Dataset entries
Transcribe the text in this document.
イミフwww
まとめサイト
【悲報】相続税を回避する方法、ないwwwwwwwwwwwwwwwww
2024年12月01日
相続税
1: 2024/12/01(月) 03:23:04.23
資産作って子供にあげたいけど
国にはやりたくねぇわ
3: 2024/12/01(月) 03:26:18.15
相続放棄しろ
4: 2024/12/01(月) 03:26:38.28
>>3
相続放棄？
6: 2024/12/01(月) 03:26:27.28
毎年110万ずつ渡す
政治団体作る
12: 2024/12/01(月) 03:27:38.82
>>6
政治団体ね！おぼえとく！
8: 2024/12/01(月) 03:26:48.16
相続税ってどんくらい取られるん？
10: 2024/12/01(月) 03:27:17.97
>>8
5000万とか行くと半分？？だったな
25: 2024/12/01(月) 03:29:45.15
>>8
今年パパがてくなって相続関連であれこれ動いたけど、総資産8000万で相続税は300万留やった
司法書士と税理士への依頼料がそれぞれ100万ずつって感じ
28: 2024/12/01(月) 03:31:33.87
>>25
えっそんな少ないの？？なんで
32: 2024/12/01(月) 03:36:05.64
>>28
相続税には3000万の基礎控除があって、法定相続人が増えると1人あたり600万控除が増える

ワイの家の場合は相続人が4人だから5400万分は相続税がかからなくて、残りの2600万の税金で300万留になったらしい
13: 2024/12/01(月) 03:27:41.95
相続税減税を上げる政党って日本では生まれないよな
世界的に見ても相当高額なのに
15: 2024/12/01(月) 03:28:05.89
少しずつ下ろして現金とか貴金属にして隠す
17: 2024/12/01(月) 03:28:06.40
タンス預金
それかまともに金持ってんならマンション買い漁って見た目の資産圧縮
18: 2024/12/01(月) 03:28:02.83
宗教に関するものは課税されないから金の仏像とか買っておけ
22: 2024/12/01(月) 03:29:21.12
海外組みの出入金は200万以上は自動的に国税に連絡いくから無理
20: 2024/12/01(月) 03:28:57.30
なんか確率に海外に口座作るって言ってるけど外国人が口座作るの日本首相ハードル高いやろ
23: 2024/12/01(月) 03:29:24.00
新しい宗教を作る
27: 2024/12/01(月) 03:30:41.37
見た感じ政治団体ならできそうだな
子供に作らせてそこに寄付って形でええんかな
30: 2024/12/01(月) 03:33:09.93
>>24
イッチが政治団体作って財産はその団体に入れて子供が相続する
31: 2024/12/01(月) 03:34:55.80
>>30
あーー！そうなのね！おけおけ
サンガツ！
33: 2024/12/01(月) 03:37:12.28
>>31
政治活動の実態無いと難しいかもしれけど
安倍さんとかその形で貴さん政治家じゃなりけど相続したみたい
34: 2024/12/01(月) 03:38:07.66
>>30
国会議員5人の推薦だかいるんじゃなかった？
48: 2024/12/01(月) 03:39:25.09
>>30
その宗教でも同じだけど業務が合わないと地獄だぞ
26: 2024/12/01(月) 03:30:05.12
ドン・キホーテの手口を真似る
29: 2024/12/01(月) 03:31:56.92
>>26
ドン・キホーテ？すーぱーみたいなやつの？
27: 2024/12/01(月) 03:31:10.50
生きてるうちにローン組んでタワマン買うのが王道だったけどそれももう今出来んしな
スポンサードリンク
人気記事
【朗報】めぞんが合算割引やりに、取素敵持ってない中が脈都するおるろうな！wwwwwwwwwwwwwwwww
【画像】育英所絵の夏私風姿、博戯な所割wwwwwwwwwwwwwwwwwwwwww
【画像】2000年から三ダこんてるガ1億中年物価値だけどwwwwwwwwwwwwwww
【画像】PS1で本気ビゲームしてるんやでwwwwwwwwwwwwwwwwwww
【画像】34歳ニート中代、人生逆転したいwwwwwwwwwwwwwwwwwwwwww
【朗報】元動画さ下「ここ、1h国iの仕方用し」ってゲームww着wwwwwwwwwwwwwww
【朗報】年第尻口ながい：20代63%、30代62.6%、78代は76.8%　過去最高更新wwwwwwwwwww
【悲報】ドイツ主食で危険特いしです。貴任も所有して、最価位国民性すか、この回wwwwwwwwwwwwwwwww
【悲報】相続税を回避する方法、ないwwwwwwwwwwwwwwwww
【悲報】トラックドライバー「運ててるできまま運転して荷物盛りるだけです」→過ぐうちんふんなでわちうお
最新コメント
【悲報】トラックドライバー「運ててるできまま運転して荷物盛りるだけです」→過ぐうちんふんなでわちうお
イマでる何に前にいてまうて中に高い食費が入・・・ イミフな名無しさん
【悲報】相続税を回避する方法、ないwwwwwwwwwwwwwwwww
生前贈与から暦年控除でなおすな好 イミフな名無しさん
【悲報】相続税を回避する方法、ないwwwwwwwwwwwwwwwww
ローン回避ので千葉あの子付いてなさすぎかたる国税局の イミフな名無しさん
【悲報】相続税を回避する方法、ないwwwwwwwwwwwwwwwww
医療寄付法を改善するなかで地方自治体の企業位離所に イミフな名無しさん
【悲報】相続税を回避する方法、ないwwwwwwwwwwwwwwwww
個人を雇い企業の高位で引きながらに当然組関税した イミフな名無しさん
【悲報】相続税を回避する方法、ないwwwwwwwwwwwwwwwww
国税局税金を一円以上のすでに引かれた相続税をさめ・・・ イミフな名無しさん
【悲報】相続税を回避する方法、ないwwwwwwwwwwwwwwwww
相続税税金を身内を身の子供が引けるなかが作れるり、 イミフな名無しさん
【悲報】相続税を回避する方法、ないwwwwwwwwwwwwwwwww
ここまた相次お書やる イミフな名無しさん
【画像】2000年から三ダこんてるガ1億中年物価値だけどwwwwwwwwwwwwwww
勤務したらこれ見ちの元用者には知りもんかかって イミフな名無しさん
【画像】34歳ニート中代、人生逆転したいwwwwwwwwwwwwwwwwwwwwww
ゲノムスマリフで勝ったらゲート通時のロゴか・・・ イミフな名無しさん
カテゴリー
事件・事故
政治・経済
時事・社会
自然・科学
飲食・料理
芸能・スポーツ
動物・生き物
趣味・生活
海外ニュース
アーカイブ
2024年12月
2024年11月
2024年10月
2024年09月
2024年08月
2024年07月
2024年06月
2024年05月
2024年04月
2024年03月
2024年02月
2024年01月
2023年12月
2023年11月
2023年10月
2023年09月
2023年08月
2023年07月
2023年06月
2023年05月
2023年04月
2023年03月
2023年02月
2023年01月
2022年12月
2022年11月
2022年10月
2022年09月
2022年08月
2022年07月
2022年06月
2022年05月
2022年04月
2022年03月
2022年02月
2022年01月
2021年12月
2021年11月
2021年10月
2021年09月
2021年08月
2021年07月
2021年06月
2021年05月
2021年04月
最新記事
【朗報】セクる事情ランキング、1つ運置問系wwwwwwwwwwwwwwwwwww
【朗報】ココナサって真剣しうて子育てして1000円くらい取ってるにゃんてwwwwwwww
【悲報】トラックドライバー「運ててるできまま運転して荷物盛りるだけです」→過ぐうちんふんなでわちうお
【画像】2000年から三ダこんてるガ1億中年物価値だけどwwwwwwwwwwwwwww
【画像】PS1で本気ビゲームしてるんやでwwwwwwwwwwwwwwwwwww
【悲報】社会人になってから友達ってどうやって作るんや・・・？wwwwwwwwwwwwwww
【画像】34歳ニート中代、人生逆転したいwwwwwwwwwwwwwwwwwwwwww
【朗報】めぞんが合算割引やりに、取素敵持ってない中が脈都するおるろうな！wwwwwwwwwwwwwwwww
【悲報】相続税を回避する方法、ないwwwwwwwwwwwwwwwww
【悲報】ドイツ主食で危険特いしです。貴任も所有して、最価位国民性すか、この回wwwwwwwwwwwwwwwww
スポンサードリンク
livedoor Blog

GOAL:
Quote the entire listing above exactly.

SOLUTION TO THIS TASK:
Transcribe the text in this document.
イミフwww
まとめサイト
【悲報】相続税を回避する方法、ないwwwwwwwwwwwwwwwww
2024年12月01日
相続税
1: 2024/12/01(月) 03:23:04.23
資産作って子供にあげたいけど
国にはやりたくねぇわ
3: 2024/12/01(月) 03:26:18.15
相続放棄しろ
4: 2024/12/01(月) 03:26:38.28
>>3
相続放棄？
6: 2024/12/01(月) 03:26:27.28
毎年110万ずつ渡す
政治団体作る
12: 2024/12/01(月) 03:27:38.82
>>6
政治団体ね！おぼえとく！
8: 2024/12/01(月) 03:26:48.16
相続税ってどんくらい取られるん？
10: 2024/12/01(月) 03:27:17.97
>>8
5000万とか行くと半分？？だったな
25: 2024/12/01(月) 03:29:45.15
>>8
今年パパがてくなって相続関連であれこれ動いたけど、総資産8000万で相続税は300万留やった
司法書士と税理士への依頼料がそれぞれ100万ずつって感じ
28: 2024/12/01(月) 03:31:33.87
>>25
えっそんな少ないの？？なんで
32: 2024/12/01(月) 03:36:05.64
>>28
相続税には3000万の基礎控除があって、法定相続人が増えると1人あたり600万控除が増える

ワイの家の場合は相続人が4人だから5400万分は相続税がかからなくて、残りの2600万の税金で300万留になったらしい
13: 2024/12/01(月) 03:27:41.95
相続税減税を上げる政党って日本では生まれないよな
世界的に見ても相当高額なのに
15: 2024/12/01(月) 03:28:05.89
少しずつ下ろして現金とか貴金属にして隠す
17: 2024/12/01(月) 03:28:06.40
タンス預金
それかまともに金持ってんならマンション買い漁って見た目の資産圧縮
18: 2024/12/01(月) 03:28:02.83
宗教に関するものは課税されないから金の仏像とか買っておけ
22: 2024/12/01(月) 03:29:21.12
海外組みの出入金は200万以上は自動的に国税に連絡いくから無理
20: 2024/12/01(月) 03:28:57.30
なんか確率に海外に口座作るって言ってるけど外国人が口座作るの日本首相ハードル高いやろ
23: 2024/12/01(月) 03:29:24.00
新しい宗教を作る
27: 2024/12/01(月) 03:30:41.37
見た感じ政治団体ならできそうだな
子供に作らせてそこに寄付って形でええんかな
30: 2024/12/01(月) 03:33:09.93
>>24
イッチが政治団体作って財産はその団体に入れて子供が相続する
31: 2024/12/01(月) 03:34:55.80
>>30
あーー！そうなのね！おけおけ
サンガツ！
33: 2024/12/01(月) 03:37:12.28
>>31
政治活動の実態無いと難しいかもしれけど
安倍さんとかその形で貴さん政治家じゃなりけど相続したみたい
34: 2024/12/01(月) 03:38:07.66
>>30
国会議員5人の推薦だかいるんじゃなかった？
48: 2024/12/01(月) 03:39:25.09
>>30
その宗教でも同じだけど業務が合わないと地獄だぞ
26: 2024/12/01(月) 03:30:05.12
ドン・キホーテの手口を真似る
29: 2024/12/01(月) 03:31:56.92
>>26
ドン・キホーテ？すーぱーみたいなやつの？
27: 2024/12/01(月) 03:31:10.50
生きてるうちにローン組んでタワマン買うのが王道だったけどそれももう今出来んしな
スポンサードリンク
人気記事
【朗報】めぞんが合算割引やりに、取素敵持ってない中が脈都するおるろうな！wwwwwwwwwwwwwwwww
【画像】育英所絵の夏私風姿、博戯な所割wwwwwwwwwwwwwwwwwwwwww
【画像】2000年から三ダこんてるガ1億中年物価値だけどwwwwwwwwwwwwwww
【画像】PS1で本気ビゲームしてるんやでwwwwwwwwwwwwwwwwwww
【画像】34歳ニート中代、人生逆転したいwwwwwwwwwwwwwwwwwwwwww
【朗報】元動画さ下「ここ、1h国iの仕方用し」ってゲームww着wwwwwwwwwwwwwww
【朗報】年第尻口ながい：20代63%、30代62.6%、78代は76.8%　過去最高更新wwwwwwwwwww
【悲報】ドイツ主食で危険特いしです。貴任も所有して、最価位国民性すか、この回wwwwwwwwwwwwwwwww
【悲報】相続税を回避する方法、ないwwwwwwwwwwwwwwwww
【悲報】トラックドライバー「運ててるできまま運転して荷物盛りるだけです」→過ぐうちんふんなでわちうお
最新コメント
【悲報】トラックドライバー「運ててるできまま運転して荷物盛りるだけです」→過ぐうちんふんなでわちうお
イマでる何に前にいてまうて中に高い食費が入・・・ イミフな名無しさん
【悲報】相続税を回避する方法、ないwwwwwwwwwwwwwwwww
生前贈与から暦年控除でなおすな好 イミフな名無しさん
【悲報】相続税を回避する方法、ないwwwwwwwwwwwwwwwww
ローン回避ので千葉あの子付いてなさすぎかたる国税局の イミフな名無しさん
【悲報】相続税を回避する方法、ないwwwwwwwwwwwwwwwww
医療寄付法を改善するなかで地方自治体の企業位離所に イミフな名無しさん
【悲報】相続税を回避する方法、ないwwwwwwwwwwwwwwwww
個人を雇い企業の高位で引きながらに当然組関税した イミフな名無しさん
【悲報】相続税を回避する方法、ないwwwwwwwwwwwwwwwww
国税局税金を一円以上のすでに引かれた相続税をさめ・・・ イミフな名無しさん
【悲報】相続税を回避する方法、ないwwwwwwwwwwwwwwwww
相続税税金を身内を身の子供が引けるなかが作れるり、 イミフな名無しさん
【悲報】相続税を回避する方法、ないwwwwwwwwwwwwwwwww
ここまた相次お書やる イミフな名無しさん
【画像】2000年から三ダこんてるガ1億中年物価値だけどwwwwwwwwwwwwwww
勤務したらこれ見ちの元用者には知りもんかかって イミフな名無しさん
【画像】34歳ニート中代、人生逆転したいwwwwwwwwwwwwwwwwwwwwww
ゲノムスマリフで勝ったらゲート通時のロゴか・・・ イミフな名無しさん
カテゴリー
事件・事故
政治・経済
時事・社会
自然・科学
飲食・料理
芸能・スポーツ
動物・生き物
趣味・生活
海外ニュース
アーカイブ
2024年12月
2024年11月
2024年10月
2024年09月
2024年08月
2024年07月
2024年06月
2024年05月
2024年04月
2024年03月
2024年02月
2024年01月
2023年12月
2023年11月
2023年10月
2023年09月
2023年08月
2023年07月
2023年06月
2023年05月
2023年04月
2023年03月
2023年02月
2023年01月
2022年12月
2022年11月
2022年10月
2022年09月
2022年08月
2022年07月
2022年06月
2022年05月
2022年04月
2022年03月
2022年02月
2022年01月
2021年12月
2021年11月
2021年10月
2021年09月
2021年08月
2021年07月
2021年06月
2021年05月
2021年04月
最新記事
【朗報】セクる事情ランキング、1つ運置問系wwwwwwwwwwwwwwwwwww
【朗報】ココナサって真剣しうて子育てして1000円くらい取ってるにゃんてwwwwwwww
【悲報】トラックドライバー「運ててるできまま運転して荷物盛りるだけです」→過ぐうちんふんなでわちうお
【画像】2000年から三ダこんてるガ1億中年物価値だけどwwwwwwwwwwwwwww
【画像】PS1で本気ビゲームしてるんやでwwwwwwwwwwwwwwwwwww
【悲報】社会人になってから友達ってどうやって作るんや・・・？wwwwwwwwwwwwwww
【画像】34歳ニート中代、人生逆転したいwwwwwwwwwwwwwwwwwwwwww
【朗報】めぞんが合算割引やりに、取素敵持ってない中が脈都するおるろうな！wwwwwwwwwwwwwwwww
【悲報】相続税を回避する方法、ないwwwwwwwwwwwwwwwww
【悲報】ドイツ主食で危険特いしです。貴任も所有して、最価位国民性すか、この回wwwwwwwwwwwwwwwww
スポンサードリンク
livedoor Blog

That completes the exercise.